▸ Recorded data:
↓↓↓
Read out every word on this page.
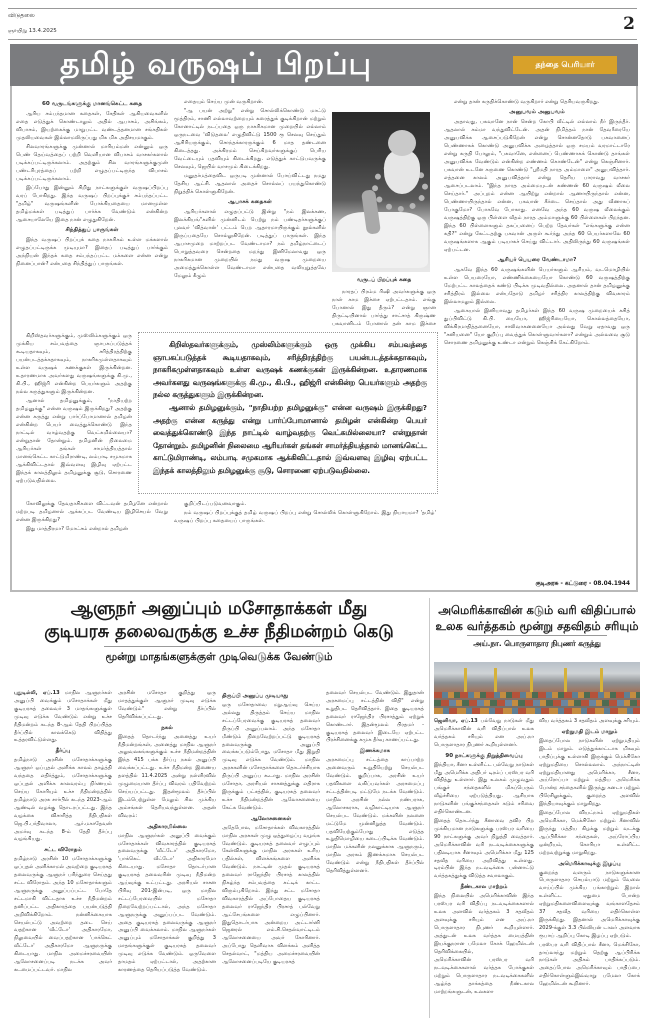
விடுதலை
ஞாயிறு 13.4.2025	2
தமிழ் வருஷப் பிறப்பு	தந்தை பெரியார்
60 வருடங்களுக்கு மானங்கெட்ட கதை

ஆரிய சம்பந்தமான கதைகள், சேதிகள் ஆகியவைகளில் எதை எடுத்துக் கொண்டாலும் அதில் ஆபாசம், அசிங்கம், விபாசம், இயற்கைக்கு மாறுபட்ட வண்டத்தனமான சங்கதிகள் முதலியவைகள் இல்லாமலிருப்பது மிக மிக அதிசயமாகும்.

சிலவாரங்களுக்கு முன்னால் மாரியம்மன் என்னும் ஒரு பெண் தெய்வத்தைப் பற்றி வெளியான விபாசம் வாசகர்களால் படிக்கப்பட்டிருக்கலாம். அதற்கும் சில வாரங்களுக்குமுன் பண்டரிபுரத்தைப் பற்றி எழுதப்பட்டிருந்த விபாசம் படிக்கப்பட்டிருக்கலாம்.

இப்போது இன்னும் சிறிது நாட்களுக்குள் வருஷப்பிறப்பு வரப் போகிறது. இந்த வருஷப் பிறப்புக்குச் சம்பந்தப்பட்ட "தமிழ்" வருஷங்களின் போக்கியதையை மானமுள்ள தமிழ்மக்கள் படித்துப் பார்க்க வேண்டும் என்கின்ற ஆசையாலேயே இதை நான் எழுதுகிறேன்.

சிந்தித்துப் பாருங்கள்

இந்த வருஷப் பிறப்புக் கதை நாகரிகம் உள்ள மக்களால் எழுதப்பட்டிருக்க முடியுமா? இதைப் படித்துப் பார்க்கும் அந்நியன் இந்தக் கதை சம்பந்தப்பட்ட மக்களை என்ன என்று நினைப்பான்? என்பதை சிந்தித்துப் பாருங்கள்.

கிறிஸ்தவர்களுக்கும், முஸ்லிம்களுக்கும் ஒரு முக்கிய சம்பவத்தை ஞாபகப்படுத்தக் கூடியதாகவும், சரித்திரத்திற்கு பயன்படத்தக்கதாகவும், நாகரிகமுள்ளதாகவும் உள்ள வருஷக் கணக்குகள் இருக்கின்றன. உதாரணமாக அவர்களது வருஷங்களுக்கு கி.மு., கி.பி., ஹிஜ்ரி என்கின்ற பெயர்களும் அதற்கு நல்ல கருத்துகளும் இருக்கின்றன.

ஆனால் தமிழனுக்கும், "நாதியற்ற தமிழனுக்கு" என்ன வருஷம் இருக்கிறது? அதற்கு என்ன கருத்து என்று பார்ப்போமானால் தமிழன் என்கின்ற பெயர் வைத்துக்கொண்டு இந்த நாட்டில் வாழ்வதற்கு வெட்கமில்லையா? என்றுதான் தோன்றும். தமிழனின் நிலைமை ஆரியர்கள் தங்கள் சாமர்த்தியத்தால் மானங்கெட்ட காட்டுமிராண்டி, லம்பாடி சமுகமாக ஆக்கிவிட்டதால் இவ்வளவு இழிவு ஏற்பட்ட இந்தக் காலத்திலும் தமிழனுக்கு சூடு, சொரணை ஏற்படுவதில்லை.

கோவிலுக்கு தேவதாசிகளை விட்டவன் தமிழனே என்றால் மற்றபடி தமிழனால் ஆக்கப்பட வேண்டிய இழிசெயல் வேறு என்ன இருக்கிறது?

இது மாத்திரமா? மோட்சம் என்றால் தமிழன்

எதையும் செய்ய முன் வருகிறான்.

"ஆ பயன் அற்று" என்று சொல்லிக்கொண்டு மாட்டு மூத்திரம், சாணி எல்லாவற்றையும் கரைத்துக் குடிக்கிறான் மற்றும் கோனாட்டில் நடப்பதை ஒரு நாகரிகமான முறையில் எல்லாம் ஒருநடவை 'விடுதலை' எழுதிவிட்டு 1500 ரூ செலவு செய்தும் ஆசிரியருக்கும், சொந்தக்காரருக்கும் 6 மாத தண்டனை கிடைத்தது. அக்கிரமம் செய்கிறவர்களுக்குப் பெரிய வேட்டையும் பதவியும் கிடைக்கிறது. எடுத்துக் காட்டுபவருக்கு செலவும், ஜெயில் வாசமும் கிடைக்கிறது.

மனுதர்மத்தைவிட ஒருபடி முன்னால் போய்விட்டது நமது தேசிய ஆட்சி. ஆதலால் அதைச் சொல்லப் பயந்துகொண்டு நிறுத்திக் கொள்ளுகிறேன்.

ஆபாசக் கதைகள்

ஆரியர்களால் எழுதப்பட்டு இன்று "நம் இலக்கண, இலக்கியங்"களில் முன்னிடம் பெற்று நம் பண்டிதர்களுக்குப் புலவர் 'வித்வான்' பட்டம் பெற ஆதாரமாயிருக்கும் நூல்களில் இருப்பதையே சொல்லுகிறேன். படித்துப் பாருங்கள். இந்த ஆபாசமுறை மாற்றப்பட வேண்டாமா? நம் தமிழ்நாட்டைப் பொறுத்தவரை சென்றதை மறந்து இனிமேலாவது ஒரு நாகரிகமான முறையில் நமது வருஷ முறையை அமைத்துக்கொள்ள வேண்டாமா என்பதை வலியுறுத்தவே மேலும் கீழும்

வருடப் பிறப்புக் கதை

நாரதப் பிரம்ம ரிஷி அவர்களுக்கு ஒரு நாள் காம இச்சை ஏற்பட்டதாம். எங்கு போனால் இது தீரும்? என்று ஞான திருட்டியினால் பார்த்து சாட்சாத் கிருஷ்ண பகவானிடம் போனால் தன் காம இச்சை

என்று தான் கருதிக்கொண்டு வருகிறார் என்று தெரியவருகிறது.

அனுபவம் அனுபவம்

அதாவது, பகவானே நான் சென்ற கோபி வீட்டில் எல்லாம் நீர் இருந்தீர். ஆதலால் சும்மா வந்துவிட்டேன். அதன் நிமித்தம் நான் தேவரீரையே அனுபவிக்க ஆசைப்படுகிறேன் என்று சொன்னதோடு பகவானைப் பெண்ணாகக் கொண்டு அனுபவிக்க அழைத்தால் ஒரு சமயம் வரமாட்டாரே என்று கருதி போலும், "பகவானே, என்னைப் பெண்ணாகக் கொண்டு தாங்கள் அனுபவிக்க வேண்டும் என்கின்ற எண்ணம் கொண்டேன்" என்று கெஞ்சினார். பகவான் உடனே கருணை கொண்டு "ஸ்ரீமதி நாரத அம்மாளை" அனுபவித்தார். எத்தனை காலம் அனுபவித்தார் என்று தெரிய பாராவது வாசகர் ஆசைப்படலாம். "இந்த நாரத அம்மையுடன் கண்ணன் 60 வருஷம் லீலை செய்தார்." அப்புறம் என்ன ஆயிற்று என்றால் ஆணாயிருந்தால் என்ன, பெண்ணாயிருந்தால் என்ன, பகவான் கீர்டை செய்தால் அது வீணாகப் போகுமோ? போகவே போகாது. எனவே அந்த 60 வருஷ லீலைக்கும் வருஷத்திற்கு ஒரு பிள்ளை வீதம் நாரத அம்மாளுக்கு 60 பிள்ளைகள் பிறந்தன. இந்த 60 பிள்ளைகளும் தகப்பனைப் பெற்ற தேவர்கள் "எங்களுக்கு என்ன கதி?" என்று கேட்டதற்கு பகவான் அருள் கூர்ந்து அந்த 60 பெயர்களாலே 60 வருஷங்களாக ஆகும் படியாகச் செய்து விட்டார். அதிலிருந்து 60 வருஷங்கள் ஏற்பட்டன.

ஆரியர் பெயரை வேண்டாமா?

ஆகவே இந்த 60 வருஷங்களின் பெயர்களும் ஆரியம், வடமொழியில் உள்ள பெயரையோ, எண்ணிக்கையையோ கொண்டு 60 வருஷத்திற்கு மேற்பட்ட காலத்தைக் கண்டு பிடிக்க முடிவதில்லை. அதனால் தான் தமிழனுக்கு சரித்திரம் இல்லை என்பதோடு தமிழர் சரித்திர காலத்திற்கு விவகாரம் இல்லாமலும் இல்லை.

ஆகையால் இனியாவது தமிழர்கள் இந்த 60 வருஷ முறையைக் கசித் துப்பிவிட்டு கி.பி. யையோ, ஹிஜ்ரியையோ, கொல்லத்தையோ, விக்கிரமாதித்தனையோ, சாலிவாகனனையோ அல்லது வேறு ஏதாவது ஒரு "சனியனை" யோ குறிப்பு வைத்துக் கொள்ளுவார்களா? என்றும் அல்லவை சூடு சொரணை தமிழனுக்கு உண்டா என்றும் கெஞ்சிக் கேட்கிறோம்.

கிறிஸ்தவர்களுக்கும், முஸ்லிம்களுக்கும் ஒரு முக்கிய சம்பவத்தை ஞாபகப்படுத்தக் கூடியதாகவும், சரித்திரத்திற்கு பயன்படத்தக்கதாகவும், நாகரிகமுள்ளதாகவும் உள்ள வருஷக் கணக்குகள் இருக்கின்றன. உதாரணமாக அவர்களது வருஷங்களுக்கு கி.மு., கி.பி., ஹிஜ்ரி என்கின்ற பெயர்களும் அதற்கு நல்ல கருத்துகளும் இருக்கின்றன.

ஆனால் தமிழனுக்கும், "நாதியற்ற தமிழனுக்கு" என்ன வருஷம் இருக்கிறது? அதற்கு என்ன கருத்து என்று பார்ப்போமானால் தமிழன் என்கின்ற பெயர் வைத்துக்கொண்டு இந்த நாட்டில் வாழ்வதற்கு வெட்கமில்லையா? என்றுதான் தோன்றும். தமிழனின் நிலைமை ஆரியர்கள் தங்கள் சாமர்த்தியத்தால் மானங்கெட்ட காட்டுமிராண்டி, லம்பாடி சமுகமாக ஆக்கிவிட்டதால் இவ்வளவு இழிவு ஏற்பட்ட இந்தக் காலத்திலும் தமிழனுக்கு சூடு, சொரணை ஏற்படுவதில்லை.

குறிப்பிடப்படுவனவாகும்.

நம் வருஷப் பிறப்புக்குத் தமிழ் வருஷப் பிறப்பு என்று சொல்லிக் கொள்ளுகிறோம். இது நியாயமா? 'தமிழ்' வருஷப் பிறப்பு கதையைப் பாருங்கள்.

குடிஅரசு - கட்டுரை - 08.04.1944
ஆளுநர் அனுப்பும் மசோதாக்கள் மீது
குடியரசு தலைவருக்கு உச்ச நீதிமன்றம் கெடு
மூன்று மாதங்களுக்குள் முடிவெடுக்க வேண்டும்

புதுடில்லி, ஏப்.13 மாநில ஆளுநர்கள் அனுப்பி வைக்கும் மசோதாக்கள் மீது குடியரசுத் தலைவர் 3 மாதங்களுக்குள் முடிவு எடுக்க வேண்டும் என்று உச்ச நீதிமன்றம் கடந்த 8-ஆம் தேதி பிறப்பித்த தீர்ப்பில் காலக்கெடு விதித்து உத்தரவிட்டுள்ளது.

தீர்ப்பு

தமிழ்நாடு அரசின் மசோதாக்களுக்கு ஆளுநர் ஒப்புதல் அளிக்க காலம் தாழ்த்தி வந்ததை எதிர்த்தும், மசோதாக்களுக்கு ஒப்புதல் அளிக்க காலவரம்பு நிர்ணயம் செய்ய கோரியும் உச்ச நீதிமன்றத்தில் தமிழ்நாடு அரசு சார்பில் கடந்த 2023-ஆம் ஆண்டில் வழக்கு தொடரப்பட்டது. இந்த வழக்கை விசாரித்த நீதிபதிகள் ஜெ.பி.பர்திவாலா, ஆர்.மகாதேவன் அமர்வு கடந்த 8-ம் தேதி தீர்ப்பு வழங்கியது.

சட்ட விரோதம்

தமிழ்நாடு அரசின் 10 மசோதாக்களுக்கு ஒப்புதல் அளிக்காமல் அவற்றை குடியரசுத் தலைவருக்கு ஆளுநர் பரிந்துரை செய்தது சட்ட விரோதம். அந்த 10 மசோதாக்களும் ஆளுநருக்கு அனுப்பப்பட்ட போதே சட்டமாகி விட்டதாக உச்ச நீதிமன்றம் தனிப்பட்ட அதிகாரத்தை பயன்படுத்தி அறிவிக்கிறோம். நன்னிக்கையாக செயல்பட்டு அவற்றை தடை செய் வதற்கான 'வீட்டோ' அதிகாரமோ, நிலுவையில் வைப்பதற்கான 'பாக்கெட் வீட்டோ' அதிகாரமோ ஆளுநருக்கு கிடையாது. மாநில அமைச்சரவையின் ஆலோசனைப்படி நடக்க அவர் கடமைப்பட்டவர். மாநில

அரசின் மசோதா குறித்து ஒரு மாதத்துக்குள் ஆளுநர் முடிவு எடுக்க வேண்டும்" என்று தீர்ப்பில் தெரிவிக்கப்பட்டது.

நகல்

இதைத் தொடர்ந்து அனைத்து உயர் நீதிமன்றங்கள், அனைத்து மாநில ஆளுநர் அலுவலகங்களுக்கும் உச்ச நீதிமன்றத்தின் இந்த 415 பக்க தீர்ப்பு நகல் அனுப்பி வைக்கப்பட்டது. உச்ச நீதிமன்ற இணைய தளத்தில் 11.4.2025 அன்று நள்ளிரவில் முழுமையான தீர்ப்பு விவரம் பதிவேற்றம் செய்யப்பட்டது. இதன்மூலம் தீர்ப்பில் இடம்பெற்றுள்ள மேலும் சில முக்கிய அம்சங்கள் தெரியவந்துள்ளன. அதன் விவரம்:

அதிகாரமில்லை

மாநில ஆளுநர்கள் அனுப்பி வைக்கும் மசோதாக்கள் விவகாரத்தில் குடியரசுத் தலைவருக்கு 'வீட்டோ' அதிகாரமோ, 'பாக்கெட் வீட்டோ' அதிகாரமோ கிடையாது. மசோதா தொடர்பான குடியரசுத் தலைவரின் முடிவு நீதிமன்ற ஆய்வுக்கு உட்பட்டது. அரசியல் சாசன பிரிவு 201-இன்படி, ஒரு மாநில சட்டப்பேரவையில் மசோதா நிறைவேற்றப்பட்டால், அந்த மசோதா ஆளுநருக்கு அனுப்பப்பட வேண்டும். அதை குடியரசுத் தலைவருக்கு ஆளுநர் அனுப்பி வைக்கலாம். மாநில ஆளுநர்கள் அனுப்பும் மசோதாக்கள் குறித்து 3 மாதங்களுக்குள் குடியரசுத் தலைவர் முடிவு எடுக்க வேண்டும். ஒருவேளை தாமதம் ஏற்பட்டால், அதற்கான காரணத்தை தெரியப்படுத்த வேண்டும்.

திருப்பி அனுப்ப முடியாது

ஒரு மசோதாவை மறுஆய்வு செய்ய அல்லது திருத்தம் செய்ய மாநில சட்டப்பேரவைக்கு குடியரசுத் தலைவர் திருப்பி அனுப்பலாம். அந்த மசோதா மீண்டும் நிறைவேற்றப்பட்டு குடியரசுத் தலைவருக்கு அனுப்பி வைக்கப்படும்போது, மசோதா மீது இறுதி முடிவு எடுக்க வேண்டும். மாநில அரசுகளின் மசோதாக்களை தொடர்ச்சியாக திருப்பி அனுப்ப கூடாது. மாநில அரசின் மசோதா, அரசியல் சாசனத்துக்கு எதிராக இருக்கும் பட்சத்தில், குடியரசுத் தலைவர் உச்ச நீதிமன்றத்தின் ஆலோசனையை கேட்க வேண்டும்.

ஆலோசனைகள்

அதேபோல, மசோதாக்கள் விவகாரத்தில் மாநில அரசுகள் முழு ஒத்துழைப்பு வழங்க வேண்டும். குடியரசுத் தலைவர் எழுப்பும் கேள்விகளுக்கு மாநில அரசுகள் உரிய பதில்கள், விளக்கங்களை அளிக்க வேண்டும். நாட்டின் முதல் குடியரசுத் தலைவர் ராஜேந்திர பிரசாத் காலத்தில் நிகழ்ந்த சம்பவத்தை சுட்டிக் காட்ட விரும்புகிறோம். இந்து சட்ட மசோதா விவகாரத்தில் அப்போதைய குடியரசுத் தலைவர் ராஜேந்திர பிரசாத் பல்வேறு ஆட்சேபங்களை எழுப்பினார். இதுதொடர்பாக அன்றைய அட்டார்னி ஜெனரல் எம்.சி.செதல்வாட்டிடம் ஆலோசனையை அவர் கோரினார். அப்போது தெளிவாக விளக்கம் அளித்த செதல்வாட், "மத்திய அமைச்சரவையின் ஆலோசனைப்படியே குடியரசுத்

தலைவர் செயல்பட வேண்டும். இதுதான் அரசமைப்பு சட்டத்தின் விதி" என்று உறுதிபட தெரிவித்தார். இதை குடியரசுத் தலைவர் ராஜேந்திர பிரசாத்தும் ஏற்றுக் கொண்டார். இதன்மூலம் பிரதமர் - குடியரசுத் தலைவர் இடையே ஏற்பட்ட பிரச்சினைக்கு சுமுக தீர்வு காணப்பட்டது.

இணக்கமாக

அரசமைப்பு சட்டத்தை காப்பாற்ற அனைவரும் உறுதியேற்று செயல்பட வேண்டும். குறிப்பாக, அரசின் உயர் பதவிகளை வகிப்பவர்கள் அரசமைப்பு சட்டத்தின்படி மட்டுமே நடக்க வேண்டும். மாநில அரசின் நல்ல நண்பராக, ஆலோசகராக, வழிகாட்டியாக ஆளுநர் செயல்பட வேண்டும். மக்களின் நலனை மட்டுமே முன்னிறுத்த வேண்டும். பதவியேற்கும்போது எடுத்த உறுதிமொழியை கடைப்பிடிக்க வேண்டும். மாநில மக்களின் நலனுக்காக ஆளுநரும், மாநில அரசும் இணக்கமாக செயல்பட வேண்டும் என்று நீதிபதிகள் தீர்ப்பில் தெரிவித்துள்ளனர்.

அமெரிக்காவின் கடும் வரி விதிப்பால்
உலக வர்த்தகம் மூன்று சதவிதம் சரியும்
அய்.நா. பொருளாதார நிபுணர் கருத்து

ஜெனிவா, ஏப்.13 பல்வேறு நாடுகள் மீது அமெரிக்காவின் வரி விதிப்பால் உலக வர்த்தகம் சரியும் என அய்.நா பொருளாதார நிபுணர் கூறியுள்ளனர்.

90 நாட்களுக்கு நிறுத்திவைப்பு

இந்தியா, சீனா உள்ளிட்ட பல்வேறு நாடுகள் மீது அமெரிக்க அதிபர் டிரம்ப் பரஸ்பர வரி விதித்து உள்ளார். இது உலகம் முழுவதும் பங்குச் சந்தைகளில் மிகப்பெரும் வீழ்ச்சியை ஏற்படுத்தியது. ஆசியாக நாடுகளின் பங்குச்சந்தைகள் கடும் சரிவை எதிர்கொண்டன.

இதைத் தொடர்ந்து சீனாவை தவிர பிற முக்கியமான நாடுகளுக்கு பரஸ்பர வரியை 90 நாட்களுக்கு அவர் நிறுத்தி வைத்தார். அமெரிக்காவின் வரி நடவடிக்கைகளுக்கு பதிலடியாக சீனாவும் அமெரிக்கா மீது 125 சதவீத வரியை அறிவித்து உள்ளது. டிரம்பின் இந்த நடவடிக்கை பன்னாட்டு வர்த்தகத்துக்கு விடுத்த சவாலாகும்.

நீண்டகால மாற்றம்

இந்த நிலையில் அமெரிக்காவின் இந்த பரஸ்பர வரி விதிப்பு நடவடிக்கைகளால் உலக அளவில் வர்த்தகம் 3 சதவீதம் அளவுக்கு சரியும் என அய்.நா பொருளாதார நிபுணர் கூறியுள்ளார். அத்துடன் உலக வர்த்தக மையத்தின் இயக்குநரான பமேலா கோக் ஹேமில்டன் தெரிவிக்கையில்,

அமெரிக்காவின் பரஸ்பர வரி நடவடிக்கைகளால் வர்த்தக போக்குகள் மற்றும் பொருளாதார நடவடிக்கைகளில் ஆழ்ந்த தாக்கத்தை நீண்டகால மாற்றங்களுடன், உலகளா

விய வர்த்தகம் 3 சதவீதம் அளவுக்கு சரியும்.

ஏற்றுமதி இடம் மாறும்

இதைப்போல நாடுகளின் ஏற்றுமதியும் இடம் மாறும். எடுத்துக்காட்டாக மிகவும் பாதிப்புக்கு உள்ளாகி இருக்கும் மெக்சிகோ ஏற்றுமதியை சொல்லலாம். அந்நாட்டின் ஏற்றுமதியானது அமெரிக்கா, சீனா, அய்ரோப்பா மற்றும் மத்திய அமெரிக்க போன்ற சந்தைகளில் இருந்து கனடா மற்றும் பிரேசிலுக்கும், குறைந்த அளவில் இந்தியாவுக்கும் மாறுகிறது.

இதைப்போல வியட்நாம் ஏற்றுமதிகள் அமெரிக்கா, மெக்சிகோ மற்றும் சீனாவில் இருந்து மத்திய கிழக்கு மற்றும் வடக்கு ஆப்பிரிக்கா சந்தைகள், அய்ரோப்பிய ஒன்றியம், கொரியா உள்ளிட்ட மற்றவற்றுக்கு மாறுகிறது.

அமெரிக்காவுக்கு இழப்பு

குறைந்த வளரும் நாடுகளுக்கான பொருளாதார செயல்பாடு மற்றும் வேலை வாய்ப்பில் முக்கிய பங்காற்றும் இறால் உள்ளிட்ட ஏதுமை போன்ற ஏற்றுமதிகளைவிளைவுக்கு வங்காளதேசம் 37 சதவீத வரியை எதிர்கொள்ள இருக்கிறது. இதனால் அமெரிக்காவுக்கு 2029-க்குள் 3.3 பில்லியன் டாலர் அளவாக ரூபாய் ஆறிப்பு கோடி இழப்பு ஏற்படும்.

பரஸ்பர வரி விதிப்பால் சீனா, மெக்சிகோ, தாய்லாந்து மற்றும் தெற்கு ஆப்பிரிக்க நாடுகள் அதிகம் பாதிக்கப்படும். அதைப்போல அமெரிக்காவும் பாதிப்பை எதிர்கொள்ளும்இவ்வாறு பமேலா கோக் ஹேமில்டன் கூறினார்.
↑↑↑
▸ What you are asked to do:
Return all lines with the word "அரசம" in them.

▸ Exercise response:
தலைவர் செயல்பட வேண்டும். இதுதான் அரசமைப்பு சட்டத்தின் விதி" என்று உறுதிபட தெரிவித்தார். இதை குடியரசுத் தலைவர் ராஜேந்திர பிரசாத்தும் ஏற்றுக் கொண்டார். இதன்மூலம் பிரதமர் - குடியரசுத் தலைவர் இடையே ஏற்பட்ட பிரச்சினைக்கு சுமுக தீர்வு காணப்பட்டது.
அரசமைப்பு சட்டத்தை காப்பாற்ற அனைவரும் உறுதியேற்று செயல்பட வேண்டும். குறிப்பாக, அரசின் உயர் பதவிகளை வகிப்பவர்கள் அரசமைப்பு சட்டத்தின்படி மட்டுமே நடக்க வேண்டும். மாநில அரசின் நல்ல நண்பராக, ஆலோசகராக, வழிகாட்டியாக ஆளுநர் செயல்பட வேண்டும். மக்களின் நலனை மட்டுமே முன்னிறுத்த வேண்டும். பதவியேற்கும்போது எடுத்த உறுதிமொழியை கடைப்பிடிக்க வேண்டும். மாநில மக்களின் நலனுக்காக ஆளுநரும், மாநில அரசும் இணக்கமாக செயல்பட வேண்டும் என்று நீதிபதிகள் தீர்ப்பில் தெரிவித்துள்ளனர்.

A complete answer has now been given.